[Figure record extracts]
■ ■ ■

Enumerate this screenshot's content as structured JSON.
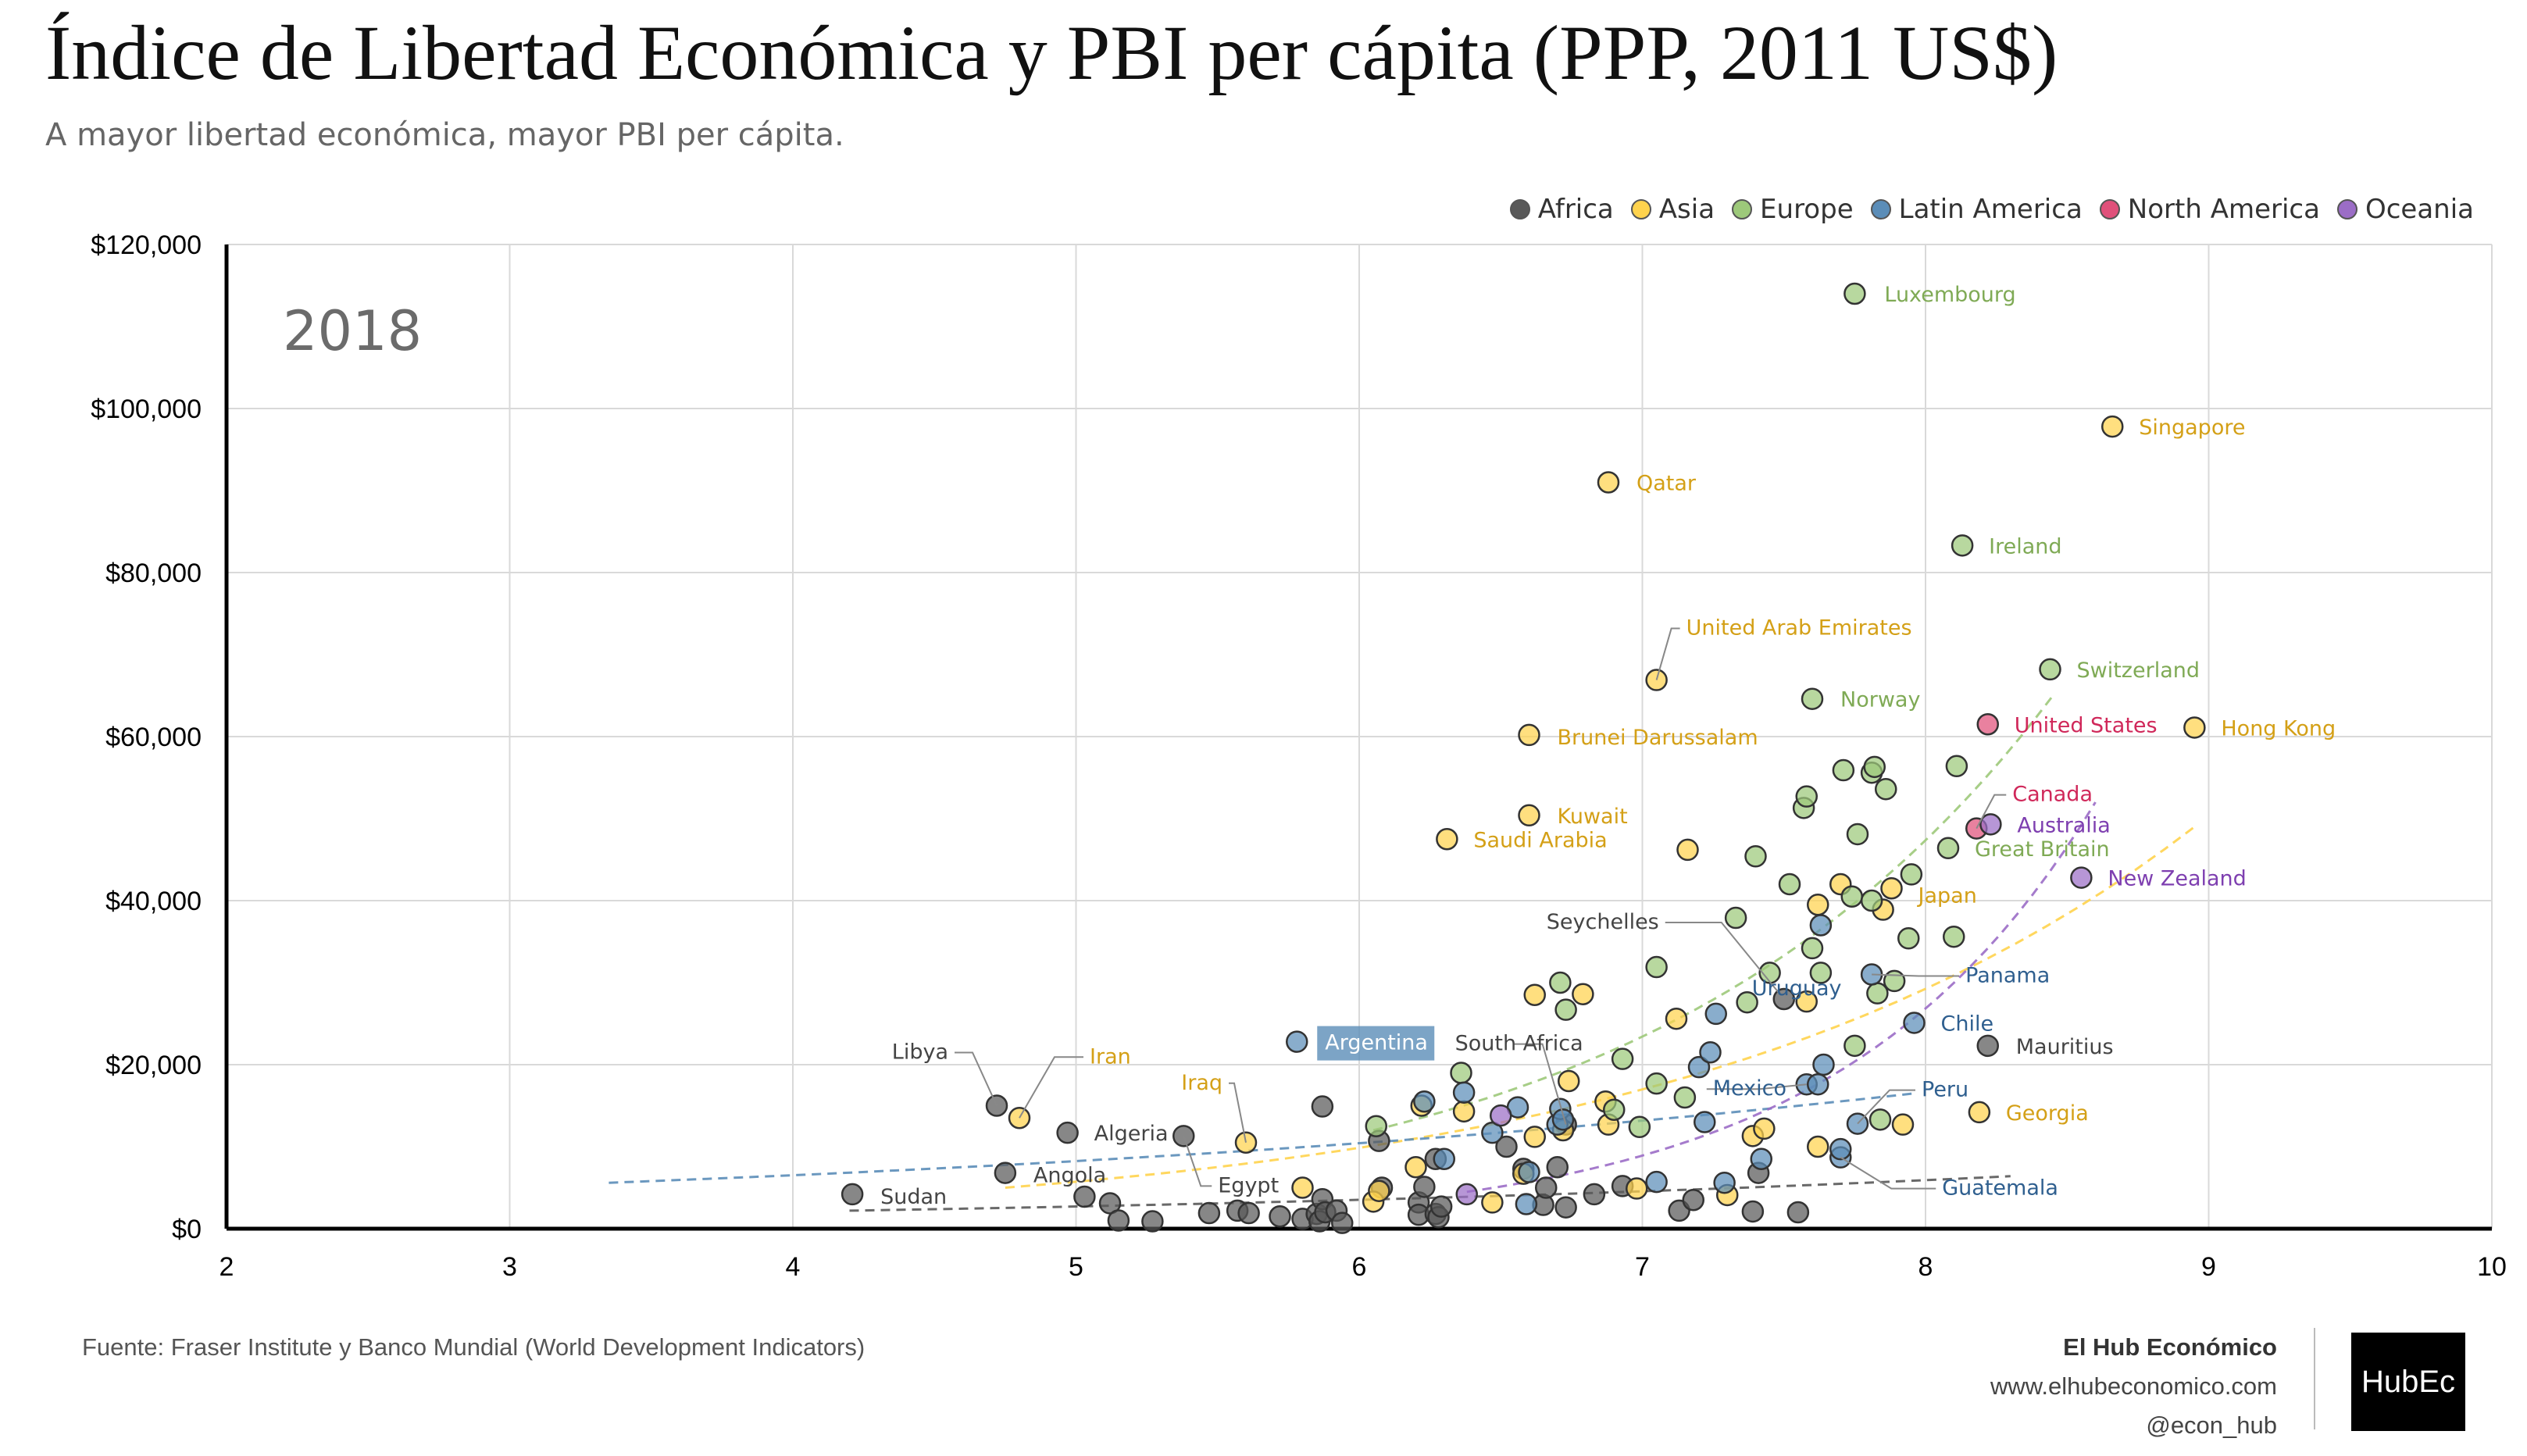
{
  "header": {
    "title": "Índice de Libertad Económica y PBI per cápita (PPP, 2011 US$)",
    "subtitle": "A mayor libertad económica, mayor PBI per cápita."
  },
  "footer": {
    "source": "Fuente: Fraser Institute y Banco Mundial (World Development Indicators)",
    "brand_name": "El Hub Económico",
    "website": "www.elhubeconomico.com",
    "handle": "@econ_hub",
    "logo_text": "HubEc"
  },
  "chart_data": {
    "type": "scatter",
    "year_label": "2018",
    "xlim": [
      2,
      10
    ],
    "ylim": [
      0,
      120000
    ],
    "x_ticks": [
      2,
      3,
      4,
      5,
      6,
      7,
      8,
      9,
      10
    ],
    "y_ticks": [
      0,
      20000,
      40000,
      60000,
      80000,
      100000,
      120000
    ],
    "y_tick_labels": [
      "$0",
      "$20,000",
      "$40,000",
      "$60,000",
      "$80,000",
      "$100,000",
      "$120,000"
    ],
    "grid": true,
    "legend_position": "top-right",
    "series": [
      {
        "name": "Africa",
        "color": "#595959",
        "points": [
          [
            4.21,
            4200
          ],
          [
            4.75,
            6800
          ],
          [
            4.72,
            15000
          ],
          [
            4.97,
            11700
          ],
          [
            5.03,
            3900
          ],
          [
            5.12,
            3100
          ],
          [
            5.15,
            1000
          ],
          [
            5.27,
            900
          ],
          [
            5.38,
            11300
          ],
          [
            5.47,
            1900
          ],
          [
            5.57,
            2200
          ],
          [
            5.61,
            1900
          ],
          [
            5.72,
            1500
          ],
          [
            5.8,
            1200
          ],
          [
            5.85,
            1800
          ],
          [
            5.86,
            900
          ],
          [
            5.87,
            3600
          ],
          [
            5.88,
            2000
          ],
          [
            5.92,
            2200
          ],
          [
            5.94,
            700
          ],
          [
            5.87,
            14900
          ],
          [
            6.07,
            10700
          ],
          [
            6.08,
            5000
          ],
          [
            6.21,
            3200
          ],
          [
            6.21,
            1700
          ],
          [
            6.23,
            5100
          ],
          [
            6.27,
            1800
          ],
          [
            6.28,
            1400
          ],
          [
            6.27,
            8500
          ],
          [
            6.29,
            2700
          ],
          [
            6.52,
            10000
          ],
          [
            6.58,
            7300
          ],
          [
            6.65,
            2900
          ],
          [
            6.66,
            5000
          ],
          [
            6.7,
            7500
          ],
          [
            6.73,
            12700
          ],
          [
            6.73,
            2600
          ],
          [
            6.83,
            4200
          ],
          [
            6.93,
            5200
          ],
          [
            7.13,
            2200
          ],
          [
            7.18,
            3500
          ],
          [
            7.39,
            2100
          ],
          [
            7.41,
            6800
          ],
          [
            7.5,
            28000
          ],
          [
            7.55,
            2000
          ],
          [
            8.22,
            22300
          ]
        ]
      },
      {
        "name": "Asia",
        "color": "#FFD34D",
        "points": [
          [
            4.8,
            13500
          ],
          [
            5.6,
            10500
          ],
          [
            5.8,
            5000
          ],
          [
            6.05,
            3300
          ],
          [
            6.07,
            4600
          ],
          [
            6.2,
            7500
          ],
          [
            6.22,
            15000
          ],
          [
            6.31,
            47500
          ],
          [
            6.37,
            14300
          ],
          [
            6.47,
            3200
          ],
          [
            6.58,
            6700
          ],
          [
            6.6,
            60200
          ],
          [
            6.6,
            50400
          ],
          [
            6.62,
            28500
          ],
          [
            6.62,
            11200
          ],
          [
            6.72,
            12000
          ],
          [
            6.74,
            18000
          ],
          [
            6.79,
            28600
          ],
          [
            6.87,
            15500
          ],
          [
            6.88,
            91000
          ],
          [
            6.88,
            12700
          ],
          [
            6.98,
            4900
          ],
          [
            7.05,
            66900
          ],
          [
            7.12,
            25600
          ],
          [
            7.16,
            46200
          ],
          [
            7.3,
            4100
          ],
          [
            7.39,
            11300
          ],
          [
            7.43,
            12200
          ],
          [
            7.58,
            27700
          ],
          [
            7.62,
            10000
          ],
          [
            7.62,
            39500
          ],
          [
            7.7,
            42000
          ],
          [
            7.85,
            38900
          ],
          [
            7.88,
            41500
          ],
          [
            7.92,
            12700
          ],
          [
            8.19,
            14200
          ],
          [
            8.66,
            97800
          ],
          [
            8.95,
            61100
          ]
        ]
      },
      {
        "name": "Europe",
        "color": "#9DC97A",
        "points": [
          [
            6.06,
            12500
          ],
          [
            6.36,
            19000
          ],
          [
            6.71,
            30000
          ],
          [
            6.73,
            26700
          ],
          [
            6.9,
            14500
          ],
          [
            6.93,
            20700
          ],
          [
            6.99,
            12400
          ],
          [
            7.05,
            31900
          ],
          [
            7.05,
            17700
          ],
          [
            7.15,
            16000
          ],
          [
            7.33,
            37900
          ],
          [
            7.37,
            27600
          ],
          [
            7.4,
            45400
          ],
          [
            7.45,
            31200
          ],
          [
            7.52,
            42000
          ],
          [
            7.57,
            51300
          ],
          [
            7.58,
            52700
          ],
          [
            7.6,
            34200
          ],
          [
            7.6,
            64600
          ],
          [
            7.63,
            31200
          ],
          [
            7.71,
            55900
          ],
          [
            7.74,
            40500
          ],
          [
            7.75,
            114000
          ],
          [
            7.75,
            22300
          ],
          [
            7.76,
            48100
          ],
          [
            7.81,
            40000
          ],
          [
            7.81,
            55600
          ],
          [
            7.82,
            56300
          ],
          [
            7.83,
            28700
          ],
          [
            7.84,
            13300
          ],
          [
            7.86,
            53600
          ],
          [
            7.89,
            30200
          ],
          [
            7.94,
            35400
          ],
          [
            7.95,
            43200
          ],
          [
            8.08,
            46400
          ],
          [
            8.1,
            35600
          ],
          [
            8.11,
            56400
          ],
          [
            8.13,
            83300
          ],
          [
            8.44,
            68200
          ]
        ]
      },
      {
        "name": "Latin America",
        "color": "#5B8DB8",
        "points": [
          [
            5.78,
            22800
          ],
          [
            6.23,
            15500
          ],
          [
            6.3,
            8500
          ],
          [
            6.37,
            16600
          ],
          [
            6.47,
            11700
          ],
          [
            6.56,
            14800
          ],
          [
            6.59,
            3000
          ],
          [
            6.6,
            6900
          ],
          [
            6.7,
            12700
          ],
          [
            6.71,
            14600
          ],
          [
            6.72,
            13300
          ],
          [
            7.2,
            19700
          ],
          [
            7.22,
            13000
          ],
          [
            7.24,
            21500
          ],
          [
            7.26,
            26200
          ],
          [
            7.29,
            5600
          ],
          [
            7.42,
            8500
          ],
          [
            7.58,
            17600
          ],
          [
            7.62,
            17600
          ],
          [
            7.63,
            37000
          ],
          [
            7.64,
            20000
          ],
          [
            7.7,
            8700
          ],
          [
            7.76,
            12800
          ],
          [
            7.81,
            31000
          ],
          [
            7.96,
            25100
          ],
          [
            7.05,
            5700
          ],
          [
            7.7,
            9700
          ]
        ]
      },
      {
        "name": "North America",
        "color": "#E0507A",
        "points": [
          [
            8.18,
            48800
          ],
          [
            8.22,
            61500
          ]
        ]
      },
      {
        "name": "Oceania",
        "color": "#9B6DC6",
        "points": [
          [
            6.38,
            4200
          ],
          [
            6.5,
            13800
          ],
          [
            8.23,
            49300
          ],
          [
            8.55,
            42800
          ]
        ]
      }
    ],
    "annotations": [
      {
        "label": "Luxembourg",
        "series": "Europe",
        "x": 7.75,
        "y": 114000
      },
      {
        "label": "Singapore",
        "series": "Asia",
        "x": 8.66,
        "y": 97800
      },
      {
        "label": "Qatar",
        "series": "Asia",
        "x": 6.88,
        "y": 91000
      },
      {
        "label": "Ireland",
        "series": "Europe",
        "x": 8.13,
        "y": 83300
      },
      {
        "label": "United Arab Emirates",
        "series": "Asia",
        "x": 7.05,
        "y": 66900
      },
      {
        "label": "Switzerland",
        "series": "Europe",
        "x": 8.44,
        "y": 68200
      },
      {
        "label": "Norway",
        "series": "Europe",
        "x": 7.6,
        "y": 64600
      },
      {
        "label": "Brunei Darussalam",
        "series": "Asia",
        "x": 6.6,
        "y": 60200
      },
      {
        "label": "United States",
        "series": "North America",
        "x": 8.22,
        "y": 61500
      },
      {
        "label": "Hong Kong",
        "series": "Asia",
        "x": 8.95,
        "y": 61100
      },
      {
        "label": "Canada",
        "series": "North America",
        "x": 8.18,
        "y": 48800
      },
      {
        "label": "Kuwait",
        "series": "Asia",
        "x": 6.6,
        "y": 50400
      },
      {
        "label": "Australia",
        "series": "Oceania",
        "x": 8.23,
        "y": 49300
      },
      {
        "label": "Saudi Arabia",
        "series": "Asia",
        "x": 6.31,
        "y": 47500
      },
      {
        "label": "Great Britain",
        "series": "Europe",
        "x": 8.08,
        "y": 46400
      },
      {
        "label": "New Zealand",
        "series": "Oceania",
        "x": 8.55,
        "y": 42800
      },
      {
        "label": "Japan",
        "series": "Asia",
        "x": 7.88,
        "y": 41500
      },
      {
        "label": "Seychelles",
        "series": "Africa",
        "x": 7.5,
        "y": 28000
      },
      {
        "label": "Panama",
        "series": "Latin America",
        "x": 7.81,
        "y": 31000
      },
      {
        "label": "Libya",
        "series": "Africa",
        "x": 4.72,
        "y": 15000
      },
      {
        "label": "Iran",
        "series": "Asia",
        "x": 4.8,
        "y": 13500
      },
      {
        "label": "Argentina",
        "series": "Latin America",
        "x": 5.78,
        "y": 22800
      },
      {
        "label": "South Africa",
        "series": "Africa",
        "x": 6.73,
        "y": 12700
      },
      {
        "label": "Uruguay",
        "series": "Latin America",
        "x": 7.26,
        "y": 26200
      },
      {
        "label": "Chile",
        "series": "Latin America",
        "x": 7.96,
        "y": 25100
      },
      {
        "label": "Mauritius",
        "series": "Africa",
        "x": 8.22,
        "y": 22300
      },
      {
        "label": "Mexico",
        "series": "Latin America",
        "x": 7.58,
        "y": 17600
      },
      {
        "label": "Peru",
        "series": "Latin America",
        "x": 7.76,
        "y": 12800
      },
      {
        "label": "Iraq",
        "series": "Asia",
        "x": 5.6,
        "y": 10500
      },
      {
        "label": "Algeria",
        "series": "Africa",
        "x": 4.97,
        "y": 11700
      },
      {
        "label": "Georgia",
        "series": "Asia",
        "x": 8.19,
        "y": 14200
      },
      {
        "label": "Egypt",
        "series": "Africa",
        "x": 5.38,
        "y": 11300
      },
      {
        "label": "Angola",
        "series": "Africa",
        "x": 4.75,
        "y": 6800
      },
      {
        "label": "Guatemala",
        "series": "Latin America",
        "x": 7.7,
        "y": 8700
      },
      {
        "label": "Sudan",
        "series": "Africa",
        "x": 4.21,
        "y": 4200
      }
    ],
    "trendlines": [
      {
        "series": "Africa",
        "x": [
          4.2,
          8.3
        ],
        "y": [
          2200,
          6400
        ]
      },
      {
        "series": "Asia",
        "x": [
          4.75,
          8.95
        ],
        "y": [
          5000,
          49000
        ]
      },
      {
        "series": "Europe",
        "x": [
          6.05,
          8.45
        ],
        "y": [
          12000,
          65000
        ]
      },
      {
        "series": "Latin America",
        "x": [
          3.35,
          7.96
        ],
        "y": [
          5600,
          16500
        ]
      },
      {
        "series": "Oceania",
        "x": [
          6.38,
          8.6
        ],
        "y": [
          4500,
          52000
        ]
      }
    ]
  }
}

■ ■ ■

* DIRECTIONS
Determine how many of the lines above hold the word "color", and output that number by itself.

* WRITTEN RESPONSE
6